Task description: Copy the entries below word for word, from the first line down through the line containing "- hero-title: Comunica.", including both of those lines.

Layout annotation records
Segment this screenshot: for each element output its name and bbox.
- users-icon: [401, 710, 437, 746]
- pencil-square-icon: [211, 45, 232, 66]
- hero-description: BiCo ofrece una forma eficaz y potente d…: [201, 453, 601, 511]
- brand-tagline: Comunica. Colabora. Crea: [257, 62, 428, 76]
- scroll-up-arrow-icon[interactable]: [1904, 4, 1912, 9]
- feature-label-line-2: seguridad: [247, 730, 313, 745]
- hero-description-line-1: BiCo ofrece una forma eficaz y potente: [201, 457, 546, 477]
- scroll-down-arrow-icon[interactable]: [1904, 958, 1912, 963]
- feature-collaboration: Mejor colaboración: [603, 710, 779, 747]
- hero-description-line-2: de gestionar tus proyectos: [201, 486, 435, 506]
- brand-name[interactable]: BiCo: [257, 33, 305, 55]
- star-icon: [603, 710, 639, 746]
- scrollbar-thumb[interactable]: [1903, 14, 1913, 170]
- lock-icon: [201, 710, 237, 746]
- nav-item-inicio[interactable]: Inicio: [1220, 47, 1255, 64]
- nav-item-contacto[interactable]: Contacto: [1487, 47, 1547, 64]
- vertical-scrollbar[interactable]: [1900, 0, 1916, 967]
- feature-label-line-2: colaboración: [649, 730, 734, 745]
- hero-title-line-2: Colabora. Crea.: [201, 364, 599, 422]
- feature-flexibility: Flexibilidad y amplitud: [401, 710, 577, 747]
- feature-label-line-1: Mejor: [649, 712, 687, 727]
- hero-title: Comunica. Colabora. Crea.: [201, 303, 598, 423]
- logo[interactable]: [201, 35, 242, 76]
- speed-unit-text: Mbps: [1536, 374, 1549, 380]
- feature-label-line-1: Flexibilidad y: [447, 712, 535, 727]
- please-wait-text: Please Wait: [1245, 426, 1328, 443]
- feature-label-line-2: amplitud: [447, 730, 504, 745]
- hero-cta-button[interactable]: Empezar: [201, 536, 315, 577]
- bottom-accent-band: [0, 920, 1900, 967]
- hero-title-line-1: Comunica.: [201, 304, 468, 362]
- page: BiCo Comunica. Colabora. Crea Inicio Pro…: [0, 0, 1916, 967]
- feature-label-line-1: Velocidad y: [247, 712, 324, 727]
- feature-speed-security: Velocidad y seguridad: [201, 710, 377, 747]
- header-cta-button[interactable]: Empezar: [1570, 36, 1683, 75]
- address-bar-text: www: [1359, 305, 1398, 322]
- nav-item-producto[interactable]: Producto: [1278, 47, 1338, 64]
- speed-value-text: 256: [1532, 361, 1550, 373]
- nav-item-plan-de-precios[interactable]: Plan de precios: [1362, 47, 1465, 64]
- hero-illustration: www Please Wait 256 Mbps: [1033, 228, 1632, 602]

Full solution:
Segment this screenshot: for each element output its name and bbox.
- users-icon: [401, 710, 437, 746]
- pencil-square-icon: [211, 45, 232, 66]
- hero-description: BiCo ofrece una forma eficaz y potente d…: [201, 453, 601, 511]
- brand-tagline: Comunica. Colabora. Crea: [257, 62, 428, 76]
- scroll-up-arrow-icon[interactable]: [1904, 4, 1912, 9]
- feature-label-line-2: seguridad: [247, 730, 313, 745]
- hero-description-line-1: BiCo ofrece una forma eficaz y potente: [201, 457, 546, 477]
- scroll-down-arrow-icon[interactable]: [1904, 958, 1912, 963]
- feature-collaboration: Mejor colaboración: [603, 710, 779, 747]
- hero-description-line-2: de gestionar tus proyectos: [201, 486, 435, 506]
- brand-name[interactable]: BiCo: [257, 33, 305, 55]
- star-icon: [603, 710, 639, 746]
- scrollbar-thumb[interactable]: [1903, 14, 1913, 170]
- lock-icon: [201, 710, 237, 746]
- nav-item-inicio[interactable]: Inicio: [1220, 47, 1255, 64]
- nav-item-contacto[interactable]: Contacto: [1487, 47, 1547, 64]
- vertical-scrollbar[interactable]: [1900, 0, 1916, 967]
- feature-label-line-2: colaboración: [649, 730, 734, 745]
- hero-title-line-2: Colabora. Crea.: [201, 364, 599, 422]
- feature-flexibility: Flexibilidad y amplitud: [401, 710, 577, 747]
- feature-label-line-1: Mejor: [649, 712, 687, 727]
- hero-title: Comunica. Colabora. Crea.: [201, 303, 598, 423]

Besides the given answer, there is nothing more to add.